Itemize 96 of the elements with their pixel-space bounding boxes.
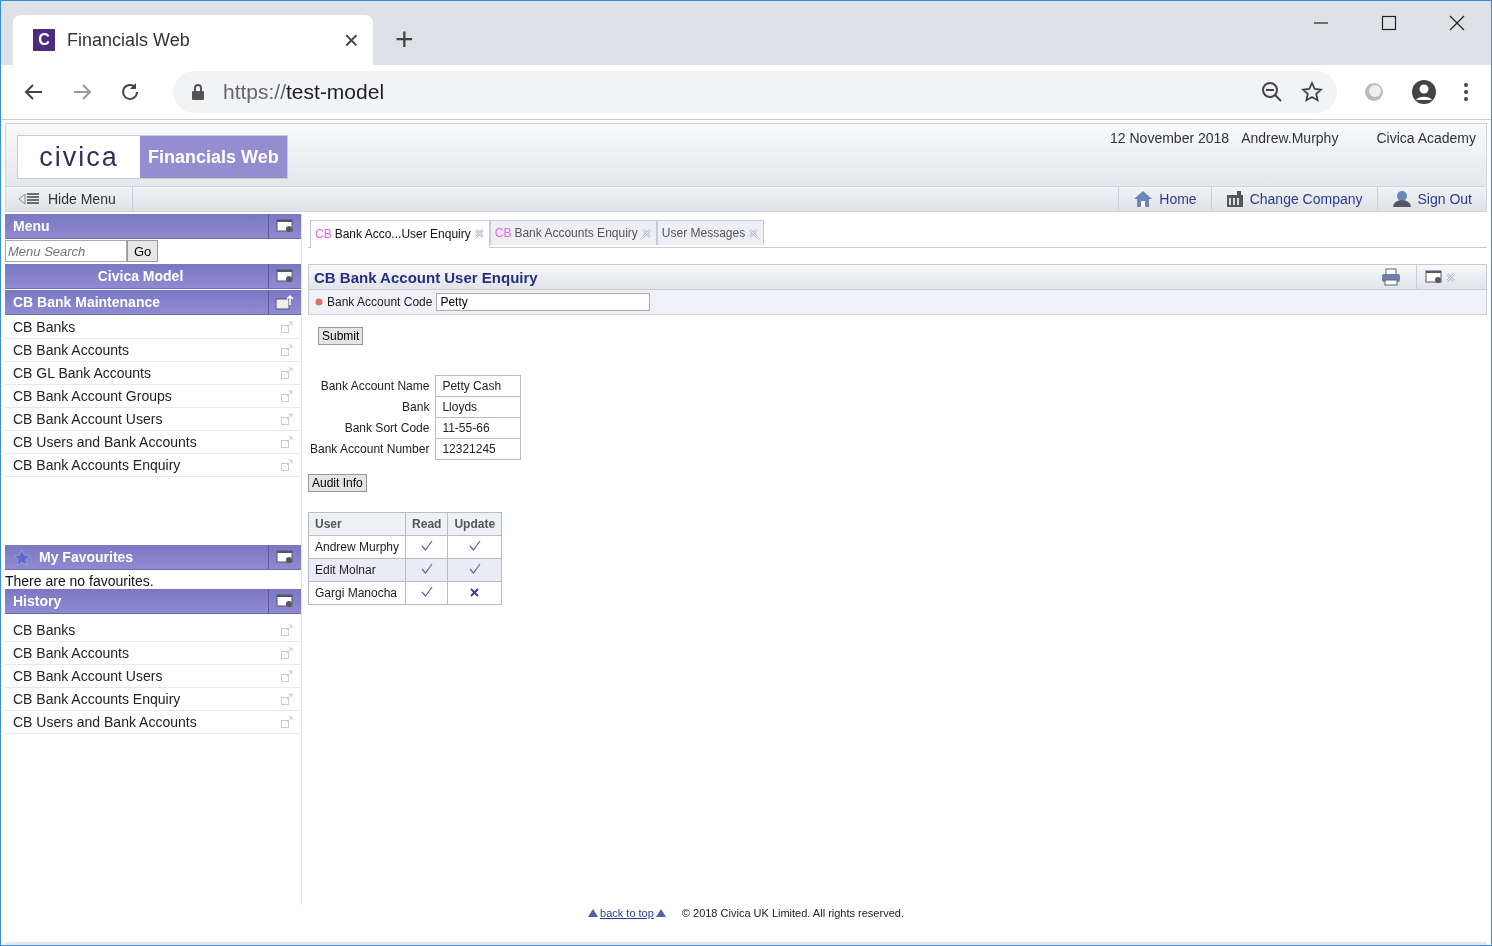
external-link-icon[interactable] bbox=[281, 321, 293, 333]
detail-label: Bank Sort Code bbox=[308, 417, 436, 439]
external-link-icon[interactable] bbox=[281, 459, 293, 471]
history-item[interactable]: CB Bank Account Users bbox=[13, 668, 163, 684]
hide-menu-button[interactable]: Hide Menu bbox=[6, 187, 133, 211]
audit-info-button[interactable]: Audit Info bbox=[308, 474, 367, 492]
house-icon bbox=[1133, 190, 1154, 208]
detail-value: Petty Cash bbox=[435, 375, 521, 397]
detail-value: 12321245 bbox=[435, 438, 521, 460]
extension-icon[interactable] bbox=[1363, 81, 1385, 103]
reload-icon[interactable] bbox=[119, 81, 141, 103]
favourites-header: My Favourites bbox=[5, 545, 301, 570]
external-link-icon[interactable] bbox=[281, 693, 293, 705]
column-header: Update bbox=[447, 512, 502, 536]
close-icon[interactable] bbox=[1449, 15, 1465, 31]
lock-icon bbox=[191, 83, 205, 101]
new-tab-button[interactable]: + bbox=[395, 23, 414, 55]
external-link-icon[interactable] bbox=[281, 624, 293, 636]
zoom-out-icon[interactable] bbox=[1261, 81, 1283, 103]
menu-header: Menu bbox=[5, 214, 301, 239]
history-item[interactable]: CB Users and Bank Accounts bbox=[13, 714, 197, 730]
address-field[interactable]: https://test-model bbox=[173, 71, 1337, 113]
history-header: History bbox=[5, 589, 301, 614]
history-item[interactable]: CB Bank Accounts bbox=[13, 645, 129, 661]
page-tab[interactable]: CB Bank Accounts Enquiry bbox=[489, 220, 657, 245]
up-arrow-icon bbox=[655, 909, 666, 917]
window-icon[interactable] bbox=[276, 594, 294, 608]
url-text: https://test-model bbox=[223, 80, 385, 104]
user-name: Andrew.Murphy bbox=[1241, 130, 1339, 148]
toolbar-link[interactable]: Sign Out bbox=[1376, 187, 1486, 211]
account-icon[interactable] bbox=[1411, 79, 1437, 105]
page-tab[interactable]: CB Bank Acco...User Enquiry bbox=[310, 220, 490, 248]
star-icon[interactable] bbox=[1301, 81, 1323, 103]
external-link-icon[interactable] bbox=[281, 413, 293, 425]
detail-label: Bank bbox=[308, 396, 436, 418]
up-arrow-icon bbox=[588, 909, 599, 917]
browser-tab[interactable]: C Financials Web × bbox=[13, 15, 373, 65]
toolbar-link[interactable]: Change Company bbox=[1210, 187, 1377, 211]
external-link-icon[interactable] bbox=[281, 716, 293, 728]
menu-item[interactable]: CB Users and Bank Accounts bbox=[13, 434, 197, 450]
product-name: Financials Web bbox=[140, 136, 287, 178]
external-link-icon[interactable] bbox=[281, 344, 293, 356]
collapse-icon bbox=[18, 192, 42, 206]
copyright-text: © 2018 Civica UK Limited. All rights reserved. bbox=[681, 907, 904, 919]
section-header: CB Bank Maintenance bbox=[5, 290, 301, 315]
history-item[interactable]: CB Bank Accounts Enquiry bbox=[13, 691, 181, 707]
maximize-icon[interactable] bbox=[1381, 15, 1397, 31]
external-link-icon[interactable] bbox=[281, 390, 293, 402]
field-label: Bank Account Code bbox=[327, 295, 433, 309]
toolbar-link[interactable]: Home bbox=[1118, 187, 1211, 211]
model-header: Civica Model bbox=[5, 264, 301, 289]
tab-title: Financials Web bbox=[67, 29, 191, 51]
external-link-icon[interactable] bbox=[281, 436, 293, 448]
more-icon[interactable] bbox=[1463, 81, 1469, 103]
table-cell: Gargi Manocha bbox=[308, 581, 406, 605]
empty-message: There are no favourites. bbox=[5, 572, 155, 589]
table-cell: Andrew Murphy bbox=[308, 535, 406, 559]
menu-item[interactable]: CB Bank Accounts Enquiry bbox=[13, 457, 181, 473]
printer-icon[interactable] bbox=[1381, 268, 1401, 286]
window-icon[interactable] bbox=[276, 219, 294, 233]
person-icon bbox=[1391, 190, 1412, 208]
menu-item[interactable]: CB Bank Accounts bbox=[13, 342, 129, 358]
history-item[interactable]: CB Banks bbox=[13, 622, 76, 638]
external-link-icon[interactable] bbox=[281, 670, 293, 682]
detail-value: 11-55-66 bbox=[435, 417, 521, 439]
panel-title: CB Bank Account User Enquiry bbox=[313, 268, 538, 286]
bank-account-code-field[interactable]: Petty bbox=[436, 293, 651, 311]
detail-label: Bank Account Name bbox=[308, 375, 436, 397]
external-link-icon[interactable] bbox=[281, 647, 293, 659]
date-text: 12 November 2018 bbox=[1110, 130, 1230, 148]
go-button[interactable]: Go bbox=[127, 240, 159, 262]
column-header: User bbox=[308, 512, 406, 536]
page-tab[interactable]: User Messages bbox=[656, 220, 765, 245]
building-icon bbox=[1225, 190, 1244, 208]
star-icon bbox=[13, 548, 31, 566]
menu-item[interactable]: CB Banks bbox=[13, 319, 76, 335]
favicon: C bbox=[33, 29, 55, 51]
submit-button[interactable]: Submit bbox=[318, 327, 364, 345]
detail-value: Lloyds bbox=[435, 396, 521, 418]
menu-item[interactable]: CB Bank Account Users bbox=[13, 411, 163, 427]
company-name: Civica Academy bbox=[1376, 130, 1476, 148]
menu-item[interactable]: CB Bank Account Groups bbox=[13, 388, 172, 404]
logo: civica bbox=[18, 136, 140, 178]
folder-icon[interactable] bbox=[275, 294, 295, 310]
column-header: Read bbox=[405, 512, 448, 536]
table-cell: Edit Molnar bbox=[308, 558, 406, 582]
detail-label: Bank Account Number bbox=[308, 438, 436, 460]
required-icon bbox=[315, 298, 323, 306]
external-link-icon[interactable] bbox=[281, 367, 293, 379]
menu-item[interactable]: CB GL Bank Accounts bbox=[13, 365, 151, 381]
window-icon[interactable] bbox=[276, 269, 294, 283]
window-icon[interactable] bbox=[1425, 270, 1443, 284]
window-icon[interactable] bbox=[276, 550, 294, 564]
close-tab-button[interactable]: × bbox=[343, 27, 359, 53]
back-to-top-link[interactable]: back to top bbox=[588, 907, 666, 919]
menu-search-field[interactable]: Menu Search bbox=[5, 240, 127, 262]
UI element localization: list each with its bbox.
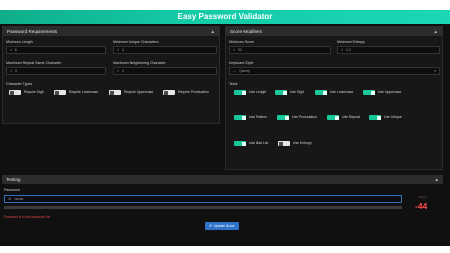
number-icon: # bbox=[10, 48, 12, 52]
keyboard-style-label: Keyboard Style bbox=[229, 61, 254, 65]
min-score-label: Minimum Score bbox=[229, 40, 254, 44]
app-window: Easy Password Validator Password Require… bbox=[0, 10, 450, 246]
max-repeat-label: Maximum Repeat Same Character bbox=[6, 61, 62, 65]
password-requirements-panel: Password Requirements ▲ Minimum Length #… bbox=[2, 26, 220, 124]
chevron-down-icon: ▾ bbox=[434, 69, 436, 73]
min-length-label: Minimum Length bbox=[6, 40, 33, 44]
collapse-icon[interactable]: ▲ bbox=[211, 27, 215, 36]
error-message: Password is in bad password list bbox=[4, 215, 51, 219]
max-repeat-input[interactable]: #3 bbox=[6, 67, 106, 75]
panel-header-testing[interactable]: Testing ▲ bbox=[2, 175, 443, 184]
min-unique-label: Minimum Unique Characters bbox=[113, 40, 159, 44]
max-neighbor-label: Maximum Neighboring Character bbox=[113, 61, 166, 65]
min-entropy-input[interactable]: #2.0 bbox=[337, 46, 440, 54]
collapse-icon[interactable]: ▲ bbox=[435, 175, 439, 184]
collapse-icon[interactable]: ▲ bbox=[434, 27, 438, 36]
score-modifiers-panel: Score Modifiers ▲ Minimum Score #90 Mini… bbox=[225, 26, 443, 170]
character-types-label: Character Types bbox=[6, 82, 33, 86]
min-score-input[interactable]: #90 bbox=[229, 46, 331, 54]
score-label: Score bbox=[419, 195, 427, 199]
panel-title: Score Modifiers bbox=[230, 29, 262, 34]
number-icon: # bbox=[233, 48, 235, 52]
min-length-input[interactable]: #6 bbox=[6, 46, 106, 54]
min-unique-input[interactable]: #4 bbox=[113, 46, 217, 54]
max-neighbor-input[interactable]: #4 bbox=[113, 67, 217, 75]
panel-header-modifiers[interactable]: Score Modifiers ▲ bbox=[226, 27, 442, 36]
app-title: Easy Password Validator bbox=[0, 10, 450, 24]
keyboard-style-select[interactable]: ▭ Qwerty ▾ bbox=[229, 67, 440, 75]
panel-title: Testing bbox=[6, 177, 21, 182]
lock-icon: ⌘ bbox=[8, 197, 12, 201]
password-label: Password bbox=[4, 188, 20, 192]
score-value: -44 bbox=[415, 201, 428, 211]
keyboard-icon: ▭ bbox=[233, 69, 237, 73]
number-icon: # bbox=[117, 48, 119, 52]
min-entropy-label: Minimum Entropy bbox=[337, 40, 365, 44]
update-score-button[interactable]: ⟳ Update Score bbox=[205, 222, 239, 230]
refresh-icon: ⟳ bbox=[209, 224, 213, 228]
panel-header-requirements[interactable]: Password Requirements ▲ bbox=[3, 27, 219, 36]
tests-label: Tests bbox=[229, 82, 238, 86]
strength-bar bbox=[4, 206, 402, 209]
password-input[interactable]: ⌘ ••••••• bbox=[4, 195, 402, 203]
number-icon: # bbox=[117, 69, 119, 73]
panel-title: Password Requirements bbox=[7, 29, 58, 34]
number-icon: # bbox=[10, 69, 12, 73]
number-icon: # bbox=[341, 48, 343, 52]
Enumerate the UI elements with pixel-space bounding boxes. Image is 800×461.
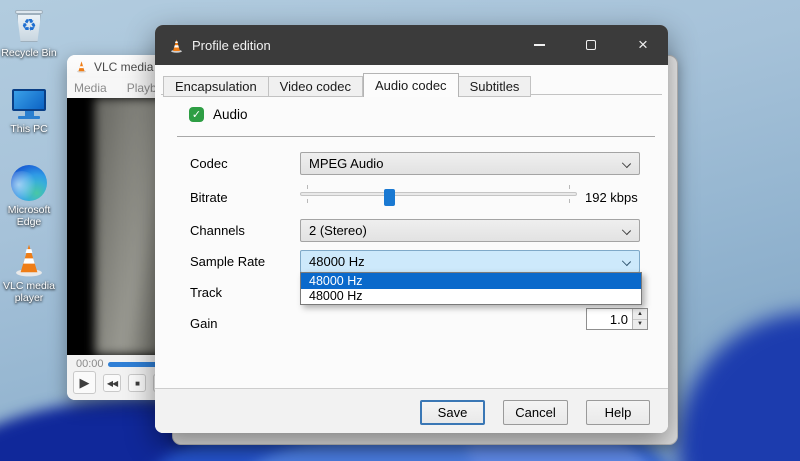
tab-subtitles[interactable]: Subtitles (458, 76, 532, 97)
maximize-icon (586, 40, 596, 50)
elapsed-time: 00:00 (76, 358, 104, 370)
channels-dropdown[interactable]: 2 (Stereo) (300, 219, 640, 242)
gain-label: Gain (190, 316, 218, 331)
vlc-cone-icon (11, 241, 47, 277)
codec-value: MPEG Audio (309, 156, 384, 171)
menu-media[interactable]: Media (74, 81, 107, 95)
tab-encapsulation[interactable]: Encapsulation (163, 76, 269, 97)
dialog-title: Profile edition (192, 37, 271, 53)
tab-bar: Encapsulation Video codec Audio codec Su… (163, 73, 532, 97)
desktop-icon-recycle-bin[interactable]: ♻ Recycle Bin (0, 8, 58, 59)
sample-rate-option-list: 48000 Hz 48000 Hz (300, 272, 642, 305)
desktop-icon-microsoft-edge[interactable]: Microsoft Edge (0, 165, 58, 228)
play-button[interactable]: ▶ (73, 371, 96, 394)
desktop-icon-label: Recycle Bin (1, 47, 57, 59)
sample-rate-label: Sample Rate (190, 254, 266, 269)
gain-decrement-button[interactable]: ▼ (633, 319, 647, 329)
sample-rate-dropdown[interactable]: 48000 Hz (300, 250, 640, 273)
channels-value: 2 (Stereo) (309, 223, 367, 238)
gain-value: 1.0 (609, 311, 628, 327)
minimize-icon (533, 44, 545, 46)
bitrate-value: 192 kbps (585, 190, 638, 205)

....

Retype the lines that open with the line containing "tab-subtitles[interactable]: Subtitles (458, 76, 532, 97)" and run through the end of the records, keeping every character unchanged.

• ANSWER BELOW:
tab-subtitles[interactable]: Subtitles (458, 76, 532, 97)
maximize-icon (586, 40, 596, 50)
elapsed-time: 00:00 (76, 358, 104, 370)
channels-dropdown[interactable]: 2 (Stereo) (300, 219, 640, 242)
gain-label: Gain (190, 316, 218, 331)
vlc-cone-icon (11, 241, 47, 277)
codec-value: MPEG Audio (309, 156, 384, 171)
menu-media[interactable]: Media (74, 81, 107, 95)
tab-encapsulation[interactable]: Encapsulation (163, 76, 269, 97)
dialog-title: Profile edition (192, 37, 271, 53)
tab-bar: Encapsulation Video codec Audio codec Su… (163, 73, 532, 97)
desktop-icon-recycle-bin[interactable]: ♻ Recycle Bin (0, 8, 58, 59)
sample-rate-option-list: 48000 Hz 48000 Hz (300, 272, 642, 305)
desktop-icon-microsoft-edge[interactable]: Microsoft Edge (0, 165, 58, 228)
play-button[interactable]: ▶ (73, 371, 96, 394)
desktop-icon-label: Recycle Bin (1, 47, 57, 59)
sample-rate-label: Sample Rate (190, 254, 266, 269)
gain-decrement-button[interactable]: ▼ (633, 319, 647, 329)
sample-rate-dropdown[interactable]: 48000 Hz (300, 250, 640, 273)
channels-value: 2 (Stereo) (309, 223, 367, 238)
gain-value: 1.0 (609, 311, 628, 327)
minimize-icon (533, 44, 545, 46)
bitrate-value: 192 kbps (585, 190, 638, 205)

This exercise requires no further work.